Write the entries below out again exactly; any picture in them stays out.

* [Stored rows]:
################

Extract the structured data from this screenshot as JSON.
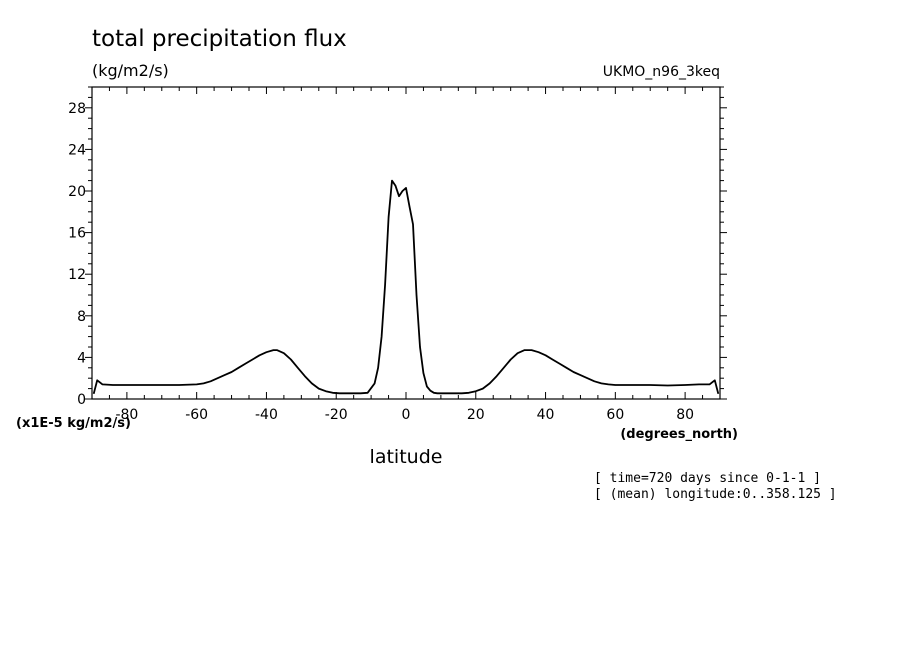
{
  "chart_data": {
    "type": "line",
    "title": "total precipitation flux",
    "subtitle": "(kg/m2/s)",
    "dataset": "UKMO_n96_3keq",
    "xlabel": "latitude",
    "x_units": "(degrees_north)",
    "y_units": "(x1E-5 kg/m2/s)",
    "xlim": [
      -90,
      90
    ],
    "ylim": [
      0,
      30
    ],
    "xticks": [
      -80,
      -60,
      -40,
      -20,
      0,
      20,
      40,
      60,
      80
    ],
    "yticks": [
      0,
      4,
      8,
      12,
      16,
      20,
      24,
      28
    ],
    "xtick_labels": [
      "-80",
      "-60",
      "-40",
      "-20",
      "0",
      "20",
      "40",
      "60",
      "80"
    ],
    "ytick_labels": [
      "0",
      "4",
      "8",
      "12",
      "16",
      "20",
      "24",
      "28"
    ],
    "grid": false,
    "annotations": [
      "[ time=720 days since 0-1-1 ]",
      "[ (mean) longitude:0..358.125 ]"
    ],
    "series": [
      {
        "x": [
          -89.5,
          -88.5,
          -87,
          -84,
          -80,
          -75,
          -70,
          -65,
          -60,
          -58,
          -56,
          -54,
          -52,
          -50,
          -48,
          -46,
          -44,
          -42,
          -40,
          -38,
          -37,
          -35,
          -33,
          -31,
          -29,
          -27,
          -25,
          -23,
          -21,
          -19,
          -17,
          -15,
          -13,
          -11,
          -9,
          -8,
          -7,
          -6,
          -5,
          -4,
          -3,
          -2,
          -1,
          0,
          1,
          2,
          3,
          4,
          5,
          6,
          7,
          8,
          9,
          10,
          12,
          14,
          16,
          18,
          20,
          22,
          24,
          26,
          28,
          30,
          32,
          34,
          36,
          38,
          40,
          42,
          44,
          46,
          48,
          50,
          52,
          54,
          56,
          58,
          60,
          65,
          70,
          75,
          80,
          84,
          87,
          88.5,
          89.5
        ],
        "values": [
          0.5,
          1.8,
          1.4,
          1.35,
          1.35,
          1.35,
          1.35,
          1.35,
          1.4,
          1.5,
          1.7,
          2.0,
          2.3,
          2.6,
          3.0,
          3.4,
          3.8,
          4.2,
          4.5,
          4.7,
          4.7,
          4.4,
          3.8,
          3.0,
          2.2,
          1.5,
          1.0,
          0.75,
          0.6,
          0.55,
          0.55,
          0.55,
          0.55,
          0.6,
          1.5,
          3.0,
          6.0,
          11.0,
          17.5,
          21.0,
          20.5,
          19.5,
          20.0,
          20.3,
          18.5,
          16.8,
          10.0,
          5.0,
          2.5,
          1.2,
          0.8,
          0.6,
          0.55,
          0.55,
          0.55,
          0.55,
          0.55,
          0.6,
          0.75,
          1.0,
          1.5,
          2.2,
          3.0,
          3.8,
          4.4,
          4.7,
          4.7,
          4.5,
          4.2,
          3.8,
          3.4,
          3.0,
          2.6,
          2.3,
          2.0,
          1.7,
          1.5,
          1.4,
          1.35,
          1.35,
          1.35,
          1.3,
          1.35,
          1.4,
          1.4,
          1.8,
          0.5
        ]
      }
    ]
  }
}
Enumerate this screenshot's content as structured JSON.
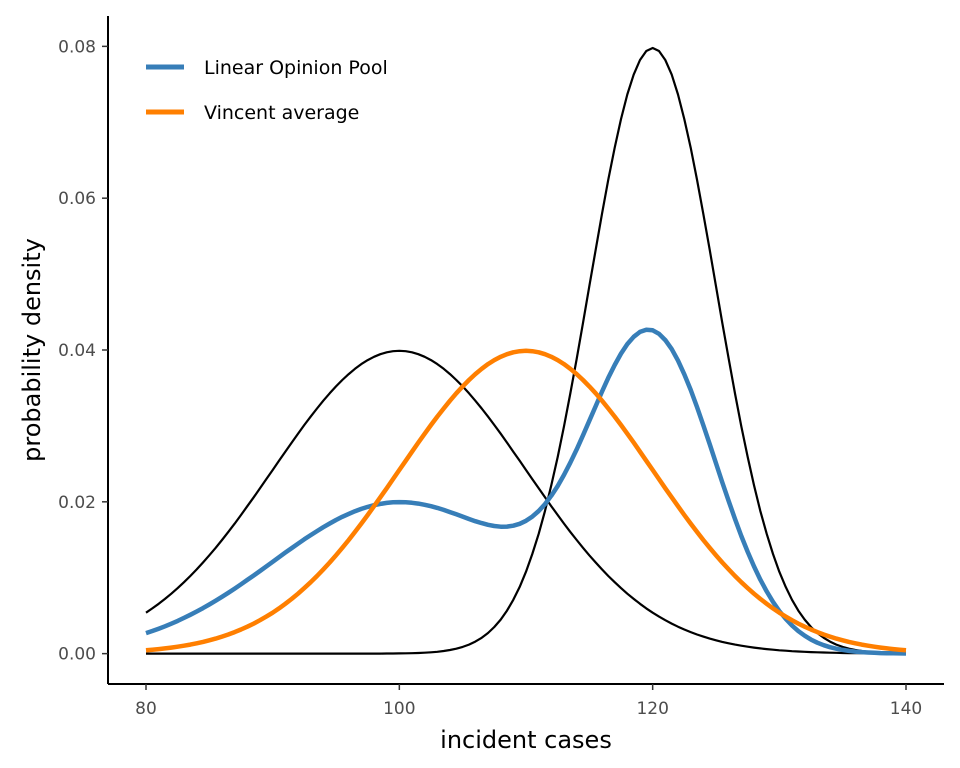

################

* [Output]:
Extract the structured data from this screenshot as JSON.
{
  "chart_data": {
    "type": "line",
    "title": "total precipitation flux",
    "subtitle": "(kg/m2/s)",
    "dataset": "UKMO_n96_3keq",
    "xlabel": "latitude",
    "x_units": "(degrees_north)",
    "y_units": "(x1E-5 kg/m2/s)",
    "xlim": [
      -90,
      90
    ],
    "ylim": [
      0,
      30
    ],
    "xticks": [
      -80,
      -60,
      -40,
      -20,
      0,
      20,
      40,
      60,
      80
    ],
    "yticks": [
      0,
      4,
      8,
      12,
      16,
      20,
      24,
      28
    ],
    "xtick_labels": [
      "-80",
      "-60",
      "-40",
      "-20",
      "0",
      "20",
      "40",
      "60",
      "80"
    ],
    "ytick_labels": [
      "0",
      "4",
      "8",
      "12",
      "16",
      "20",
      "24",
      "28"
    ],
    "grid": false,
    "annotations": [
      "[ time=720 days since 0-1-1 ]",
      "[ (mean) longitude:0..358.125 ]"
    ],
    "series": [
      {
        "x": [
          -89.5,
          -88.5,
          -87,
          -84,
          -80,
          -75,
          -70,
          -65,
          -60,
          -58,
          -56,
          -54,
          -52,
          -50,
          -48,
          -46,
          -44,
          -42,
          -40,
          -38,
          -37,
          -35,
          -33,
          -31,
          -29,
          -27,
          -25,
          -23,
          -21,
          -19,
          -17,
          -15,
          -13,
          -11,
          -9,
          -8,
          -7,
          -6,
          -5,
          -4,
          -3,
          -2,
          -1,
          0,
          1,
          2,
          3,
          4,
          5,
          6,
          7,
          8,
          9,
          10,
          12,
          14,
          16,
          18,
          20,
          22,
          24,
          26,
          28,
          30,
          32,
          34,
          36,
          38,
          40,
          42,
          44,
          46,
          48,
          50,
          52,
          54,
          56,
          58,
          60,
          65,
          70,
          75,
          80,
          84,
          87,
          88.5,
          89.5
        ],
        "values": [
          0.5,
          1.8,
          1.4,
          1.35,
          1.35,
          1.35,
          1.35,
          1.35,
          1.4,
          1.5,
          1.7,
          2.0,
          2.3,
          2.6,
          3.0,
          3.4,
          3.8,
          4.2,
          4.5,
          4.7,
          4.7,
          4.4,
          3.8,
          3.0,
          2.2,
          1.5,
          1.0,
          0.75,
          0.6,
          0.55,
          0.55,
          0.55,
          0.55,
          0.6,
          1.5,
          3.0,
          6.0,
          11.0,
          17.5,
          21.0,
          20.5,
          19.5,
          20.0,
          20.3,
          18.5,
          16.8,
          10.0,
          5.0,
          2.5,
          1.2,
          0.8,
          0.6,
          0.55,
          0.55,
          0.55,
          0.55,
          0.55,
          0.6,
          0.75,
          1.0,
          1.5,
          2.2,
          3.0,
          3.8,
          4.4,
          4.7,
          4.7,
          4.5,
          4.2,
          3.8,
          3.4,
          3.0,
          2.6,
          2.3,
          2.0,
          1.7,
          1.5,
          1.4,
          1.35,
          1.35,
          1.35,
          1.3,
          1.35,
          1.4,
          1.4,
          1.8,
          0.5
        ]
      }
    ]
  }
}
Enumerate this screenshot's content as structured JSON.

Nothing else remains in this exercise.